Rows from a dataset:
::::::::::

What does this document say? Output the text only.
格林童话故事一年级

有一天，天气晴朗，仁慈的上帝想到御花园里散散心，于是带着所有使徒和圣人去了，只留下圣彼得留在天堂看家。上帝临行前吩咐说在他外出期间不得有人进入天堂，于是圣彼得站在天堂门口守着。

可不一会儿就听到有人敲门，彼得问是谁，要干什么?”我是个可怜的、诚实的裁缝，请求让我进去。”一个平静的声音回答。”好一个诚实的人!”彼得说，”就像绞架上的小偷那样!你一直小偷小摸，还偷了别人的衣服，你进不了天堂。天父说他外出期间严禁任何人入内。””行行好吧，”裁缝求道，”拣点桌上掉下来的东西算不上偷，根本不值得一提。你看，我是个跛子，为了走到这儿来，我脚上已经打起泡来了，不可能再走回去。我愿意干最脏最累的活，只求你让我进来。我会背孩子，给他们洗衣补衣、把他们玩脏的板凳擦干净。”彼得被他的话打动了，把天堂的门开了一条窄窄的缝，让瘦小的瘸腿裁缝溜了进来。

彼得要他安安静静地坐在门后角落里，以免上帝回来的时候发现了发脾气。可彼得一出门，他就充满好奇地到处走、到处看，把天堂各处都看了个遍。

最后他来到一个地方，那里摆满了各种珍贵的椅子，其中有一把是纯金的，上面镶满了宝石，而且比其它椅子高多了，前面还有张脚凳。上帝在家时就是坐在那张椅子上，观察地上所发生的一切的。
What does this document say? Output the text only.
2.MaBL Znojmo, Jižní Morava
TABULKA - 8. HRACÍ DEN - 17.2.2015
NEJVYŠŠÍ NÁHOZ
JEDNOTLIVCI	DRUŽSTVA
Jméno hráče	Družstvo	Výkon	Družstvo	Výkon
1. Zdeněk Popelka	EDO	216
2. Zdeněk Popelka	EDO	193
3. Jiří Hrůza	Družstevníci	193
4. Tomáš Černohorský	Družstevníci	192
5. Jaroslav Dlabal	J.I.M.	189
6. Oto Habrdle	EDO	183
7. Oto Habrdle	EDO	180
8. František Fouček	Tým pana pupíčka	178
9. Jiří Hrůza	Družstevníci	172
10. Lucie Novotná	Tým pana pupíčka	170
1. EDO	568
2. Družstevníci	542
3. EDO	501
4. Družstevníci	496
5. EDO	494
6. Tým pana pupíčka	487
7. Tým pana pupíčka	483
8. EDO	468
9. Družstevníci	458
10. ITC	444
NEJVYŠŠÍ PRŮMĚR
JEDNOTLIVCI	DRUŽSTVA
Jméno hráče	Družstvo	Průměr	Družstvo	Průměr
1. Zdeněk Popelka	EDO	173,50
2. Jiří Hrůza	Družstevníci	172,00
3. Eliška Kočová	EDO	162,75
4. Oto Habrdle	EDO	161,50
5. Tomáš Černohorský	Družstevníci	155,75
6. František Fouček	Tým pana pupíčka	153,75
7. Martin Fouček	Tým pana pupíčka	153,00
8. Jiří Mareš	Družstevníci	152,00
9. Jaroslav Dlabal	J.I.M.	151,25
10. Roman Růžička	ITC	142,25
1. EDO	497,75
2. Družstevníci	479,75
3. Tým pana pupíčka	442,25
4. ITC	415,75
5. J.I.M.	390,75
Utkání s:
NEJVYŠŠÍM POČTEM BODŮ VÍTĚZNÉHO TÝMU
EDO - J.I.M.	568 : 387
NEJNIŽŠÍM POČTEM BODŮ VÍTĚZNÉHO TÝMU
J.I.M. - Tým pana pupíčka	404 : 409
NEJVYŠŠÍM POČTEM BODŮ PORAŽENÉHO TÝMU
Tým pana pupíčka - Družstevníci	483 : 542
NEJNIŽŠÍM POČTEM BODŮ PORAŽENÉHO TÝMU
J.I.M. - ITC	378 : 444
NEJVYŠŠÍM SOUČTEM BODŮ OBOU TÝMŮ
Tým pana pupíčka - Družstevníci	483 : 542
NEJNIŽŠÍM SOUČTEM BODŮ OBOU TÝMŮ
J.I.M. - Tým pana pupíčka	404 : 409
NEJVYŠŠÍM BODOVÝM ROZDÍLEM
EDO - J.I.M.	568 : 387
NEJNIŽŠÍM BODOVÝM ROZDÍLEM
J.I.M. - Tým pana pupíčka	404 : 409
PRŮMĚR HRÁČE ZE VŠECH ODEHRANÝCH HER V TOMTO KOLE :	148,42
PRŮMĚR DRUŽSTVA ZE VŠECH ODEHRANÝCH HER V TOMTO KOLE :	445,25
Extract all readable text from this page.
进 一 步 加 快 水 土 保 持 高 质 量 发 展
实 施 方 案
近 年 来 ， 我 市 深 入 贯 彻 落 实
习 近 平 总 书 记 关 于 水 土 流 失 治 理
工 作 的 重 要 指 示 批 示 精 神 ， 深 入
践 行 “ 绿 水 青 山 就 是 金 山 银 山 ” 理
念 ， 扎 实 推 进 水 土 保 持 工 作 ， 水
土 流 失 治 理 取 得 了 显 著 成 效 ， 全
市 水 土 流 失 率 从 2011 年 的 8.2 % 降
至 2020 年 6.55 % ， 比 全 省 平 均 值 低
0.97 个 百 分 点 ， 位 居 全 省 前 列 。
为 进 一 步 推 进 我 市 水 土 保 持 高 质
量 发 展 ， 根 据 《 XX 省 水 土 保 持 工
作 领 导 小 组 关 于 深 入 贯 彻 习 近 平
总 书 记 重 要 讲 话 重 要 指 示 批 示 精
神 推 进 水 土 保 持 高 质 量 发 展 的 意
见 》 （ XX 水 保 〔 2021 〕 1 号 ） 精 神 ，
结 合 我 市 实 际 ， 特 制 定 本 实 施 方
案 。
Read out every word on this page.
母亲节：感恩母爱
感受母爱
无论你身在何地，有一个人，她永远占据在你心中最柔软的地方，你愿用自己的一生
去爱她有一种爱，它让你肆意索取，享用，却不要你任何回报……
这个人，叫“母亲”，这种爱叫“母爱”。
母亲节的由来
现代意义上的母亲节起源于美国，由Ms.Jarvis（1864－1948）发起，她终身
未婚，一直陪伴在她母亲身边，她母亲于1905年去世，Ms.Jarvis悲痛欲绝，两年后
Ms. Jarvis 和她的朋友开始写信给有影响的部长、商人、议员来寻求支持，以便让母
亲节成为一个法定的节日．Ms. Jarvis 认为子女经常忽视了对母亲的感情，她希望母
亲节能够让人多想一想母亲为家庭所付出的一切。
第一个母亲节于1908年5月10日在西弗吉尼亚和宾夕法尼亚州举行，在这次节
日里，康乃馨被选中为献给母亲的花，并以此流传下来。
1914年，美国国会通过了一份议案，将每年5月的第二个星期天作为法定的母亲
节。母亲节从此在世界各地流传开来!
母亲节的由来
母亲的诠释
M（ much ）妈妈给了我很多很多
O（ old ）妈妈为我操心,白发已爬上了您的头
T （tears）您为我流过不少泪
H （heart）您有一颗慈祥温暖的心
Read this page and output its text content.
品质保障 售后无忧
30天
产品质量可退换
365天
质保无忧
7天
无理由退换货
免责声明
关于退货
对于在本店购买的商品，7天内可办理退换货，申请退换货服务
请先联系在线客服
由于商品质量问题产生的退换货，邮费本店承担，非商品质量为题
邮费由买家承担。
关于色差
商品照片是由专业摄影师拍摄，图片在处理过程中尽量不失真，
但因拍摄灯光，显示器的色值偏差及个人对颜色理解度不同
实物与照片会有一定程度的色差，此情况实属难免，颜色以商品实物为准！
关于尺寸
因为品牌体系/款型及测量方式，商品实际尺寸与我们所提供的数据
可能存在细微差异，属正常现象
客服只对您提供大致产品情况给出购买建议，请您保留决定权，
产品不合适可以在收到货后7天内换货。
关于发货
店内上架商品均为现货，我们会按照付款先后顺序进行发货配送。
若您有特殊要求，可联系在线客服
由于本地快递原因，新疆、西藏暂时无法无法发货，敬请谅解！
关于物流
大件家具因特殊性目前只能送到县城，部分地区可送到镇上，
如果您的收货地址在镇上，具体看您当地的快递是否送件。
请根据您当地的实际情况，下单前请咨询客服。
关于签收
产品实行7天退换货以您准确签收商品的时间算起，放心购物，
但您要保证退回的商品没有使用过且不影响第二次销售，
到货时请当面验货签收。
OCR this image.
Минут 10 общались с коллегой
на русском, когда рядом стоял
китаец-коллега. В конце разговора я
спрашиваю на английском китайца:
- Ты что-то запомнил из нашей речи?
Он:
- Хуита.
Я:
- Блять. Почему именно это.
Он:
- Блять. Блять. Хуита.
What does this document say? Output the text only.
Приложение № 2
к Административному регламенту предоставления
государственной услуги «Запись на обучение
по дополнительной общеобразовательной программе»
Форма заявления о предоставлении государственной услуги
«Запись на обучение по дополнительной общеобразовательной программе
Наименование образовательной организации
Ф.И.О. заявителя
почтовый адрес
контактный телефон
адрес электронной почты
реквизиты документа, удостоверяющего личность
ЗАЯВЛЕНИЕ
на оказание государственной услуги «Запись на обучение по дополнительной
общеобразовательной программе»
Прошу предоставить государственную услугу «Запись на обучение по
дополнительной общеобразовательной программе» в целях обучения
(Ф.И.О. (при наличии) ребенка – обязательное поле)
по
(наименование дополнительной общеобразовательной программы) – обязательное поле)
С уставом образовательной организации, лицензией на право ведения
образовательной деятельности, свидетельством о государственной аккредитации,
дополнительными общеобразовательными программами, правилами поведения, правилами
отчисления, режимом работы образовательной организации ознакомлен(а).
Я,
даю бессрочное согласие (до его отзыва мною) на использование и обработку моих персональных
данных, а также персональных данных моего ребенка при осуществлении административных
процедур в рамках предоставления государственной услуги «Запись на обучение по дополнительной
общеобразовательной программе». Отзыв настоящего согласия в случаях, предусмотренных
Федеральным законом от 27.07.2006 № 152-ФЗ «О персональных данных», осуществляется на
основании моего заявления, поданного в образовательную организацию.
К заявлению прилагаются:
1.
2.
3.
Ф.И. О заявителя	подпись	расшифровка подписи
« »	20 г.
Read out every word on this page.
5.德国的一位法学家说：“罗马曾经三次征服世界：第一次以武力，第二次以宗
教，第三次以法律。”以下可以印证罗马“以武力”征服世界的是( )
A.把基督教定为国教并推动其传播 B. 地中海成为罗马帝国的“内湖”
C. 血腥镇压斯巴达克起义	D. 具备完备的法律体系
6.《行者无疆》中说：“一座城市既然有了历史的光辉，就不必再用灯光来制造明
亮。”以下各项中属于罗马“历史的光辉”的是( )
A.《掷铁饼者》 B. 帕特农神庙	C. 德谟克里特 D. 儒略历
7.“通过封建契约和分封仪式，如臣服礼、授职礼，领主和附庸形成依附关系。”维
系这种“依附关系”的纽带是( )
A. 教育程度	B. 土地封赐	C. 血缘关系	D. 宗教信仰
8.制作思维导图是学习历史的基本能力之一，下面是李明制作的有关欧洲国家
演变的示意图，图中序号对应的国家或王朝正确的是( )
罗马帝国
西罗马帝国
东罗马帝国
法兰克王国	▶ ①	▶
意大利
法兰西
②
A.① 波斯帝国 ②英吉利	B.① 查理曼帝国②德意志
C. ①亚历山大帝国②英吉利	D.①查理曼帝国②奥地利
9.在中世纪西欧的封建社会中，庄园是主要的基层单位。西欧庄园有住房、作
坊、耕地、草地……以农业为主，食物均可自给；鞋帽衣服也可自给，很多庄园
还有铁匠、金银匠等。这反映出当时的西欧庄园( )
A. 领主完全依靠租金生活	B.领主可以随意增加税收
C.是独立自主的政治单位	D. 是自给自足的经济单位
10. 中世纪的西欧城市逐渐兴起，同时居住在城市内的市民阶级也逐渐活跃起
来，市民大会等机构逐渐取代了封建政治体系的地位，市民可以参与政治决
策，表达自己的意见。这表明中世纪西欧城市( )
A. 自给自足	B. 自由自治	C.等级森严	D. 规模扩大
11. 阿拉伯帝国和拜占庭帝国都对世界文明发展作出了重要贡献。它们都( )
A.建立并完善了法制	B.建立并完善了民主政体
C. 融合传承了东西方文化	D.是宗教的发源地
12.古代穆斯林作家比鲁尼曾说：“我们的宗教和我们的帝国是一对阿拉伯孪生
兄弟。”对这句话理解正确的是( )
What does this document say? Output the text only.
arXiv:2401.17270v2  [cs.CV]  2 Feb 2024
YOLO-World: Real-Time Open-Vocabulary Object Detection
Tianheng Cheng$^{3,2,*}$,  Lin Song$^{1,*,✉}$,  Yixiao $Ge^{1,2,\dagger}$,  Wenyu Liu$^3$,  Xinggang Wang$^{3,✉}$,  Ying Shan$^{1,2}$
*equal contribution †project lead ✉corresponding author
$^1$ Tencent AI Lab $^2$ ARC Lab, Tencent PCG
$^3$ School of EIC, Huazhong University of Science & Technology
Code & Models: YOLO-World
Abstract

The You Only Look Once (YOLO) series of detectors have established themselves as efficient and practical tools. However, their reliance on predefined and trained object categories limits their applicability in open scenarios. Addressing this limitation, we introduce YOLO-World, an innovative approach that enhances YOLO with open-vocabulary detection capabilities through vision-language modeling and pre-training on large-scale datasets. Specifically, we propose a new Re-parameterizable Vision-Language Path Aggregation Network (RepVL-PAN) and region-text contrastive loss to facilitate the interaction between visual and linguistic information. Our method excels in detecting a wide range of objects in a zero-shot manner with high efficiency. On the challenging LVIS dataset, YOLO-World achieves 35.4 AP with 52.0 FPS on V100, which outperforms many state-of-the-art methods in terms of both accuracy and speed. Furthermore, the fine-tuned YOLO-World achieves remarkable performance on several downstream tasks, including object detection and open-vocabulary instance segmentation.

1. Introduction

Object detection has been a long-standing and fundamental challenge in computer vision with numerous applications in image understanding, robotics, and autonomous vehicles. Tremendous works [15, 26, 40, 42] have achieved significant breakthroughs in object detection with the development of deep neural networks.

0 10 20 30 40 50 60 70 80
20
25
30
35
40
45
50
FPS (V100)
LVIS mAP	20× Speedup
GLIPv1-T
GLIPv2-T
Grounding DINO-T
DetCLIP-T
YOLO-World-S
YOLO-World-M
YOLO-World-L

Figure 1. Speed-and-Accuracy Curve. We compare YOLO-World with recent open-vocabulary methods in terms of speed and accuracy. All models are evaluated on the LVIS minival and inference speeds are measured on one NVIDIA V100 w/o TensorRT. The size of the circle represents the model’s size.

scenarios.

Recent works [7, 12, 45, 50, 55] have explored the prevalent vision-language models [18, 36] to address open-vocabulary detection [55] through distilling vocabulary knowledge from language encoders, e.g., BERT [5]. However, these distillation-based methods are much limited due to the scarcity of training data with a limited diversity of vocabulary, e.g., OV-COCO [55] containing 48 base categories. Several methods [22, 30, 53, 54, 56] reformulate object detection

::::::::::

* **SHORT EXERCISE**:
From the entries above, extract each line containing "Dlabal".

* **THE SOLUTION**:
5. Jaroslav Dlabal	J.I.M.	189
9. Jaroslav Dlabal	J.I.M.	151,25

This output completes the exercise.